— Begin Material for this task —

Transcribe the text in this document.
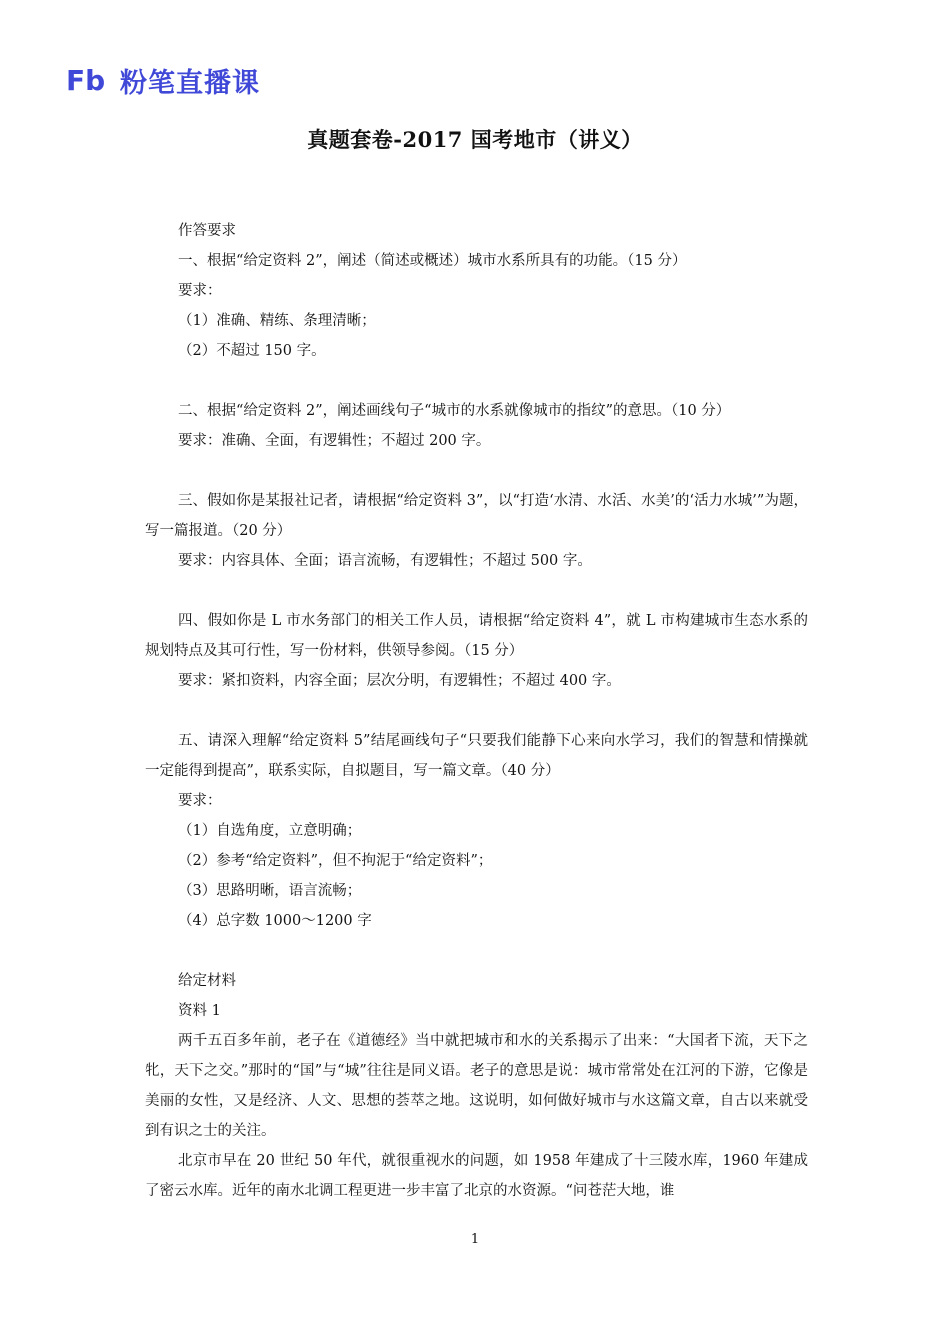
Fb 粉笔直播课
真题套卷-2017 国考地市（讲义）

作答要求

一、根据“给定资料 2”，阐述（简述或概述）城市水系所具有的功能。（15 分）

要求：

（1）准确、精练、条理清晰；

（2）不超过 150 字。

二、根据“给定资料 2”，阐述画线句子“城市的水系就像城市的指纹”的意思。（10 分）

要求：准确、全面，有逻辑性；不超过 200 字。

三、假如你是某报社记者，请根据“给定资料 3”，以“打造‘水清、水活、水美’的‘活力水城’”为题，写一篇报道。（20 分）

要求：内容具体、全面；语言流畅，有逻辑性；不超过 500 字。

四、假如你是 L 市水务部门的相关工作人员，请根据“给定资料 4”，就 L 市构建城市生态水系的规划特点及其可行性，写一份材料，供领导参阅。（15 分）

要求：紧扣资料，内容全面；层次分明，有逻辑性；不超过 400 字。

五、请深入理解“给定资料 5”结尾画线句子“只要我们能静下心来向水学习，我们的智慧和情操就一定能得到提高”，联系实际，自拟题目，写一篇文章。（40 分）

要求：

（1）自选角度，立意明确；

（2）参考“给定资料”，但不拘泥于“给定资料”；

（3）思路明晰，语言流畅；

（4）总字数 1000～1200 字

给定材料

资料 1

两千五百多年前，老子在《道德经》当中就把城市和水的关系揭示了出来：“大国者下流，天下之牝，天下之交。”那时的“国”与“城”往往是同义语。老子的意思是说：城市常常处在江河的下游，它像是美丽的女性，又是经济、人文、思想的荟萃之地。这说明，如何做好城市与水这篇文章，自古以来就受到有识之士的关注。

北京市早在 20 世纪 50 年代，就很重视水的问题，如 1958 年建成了十三陵水库，1960 年建成了密云水库。近年的南水北调工程更进一步丰富了北京的水资源。“问苍茫大地，谁

1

— End Material for this task —

▶ _Task directions_
Determine the number of lines in the data that contain "给定资料" as a word or string, and state only that number.

▶ _Exercise result_
6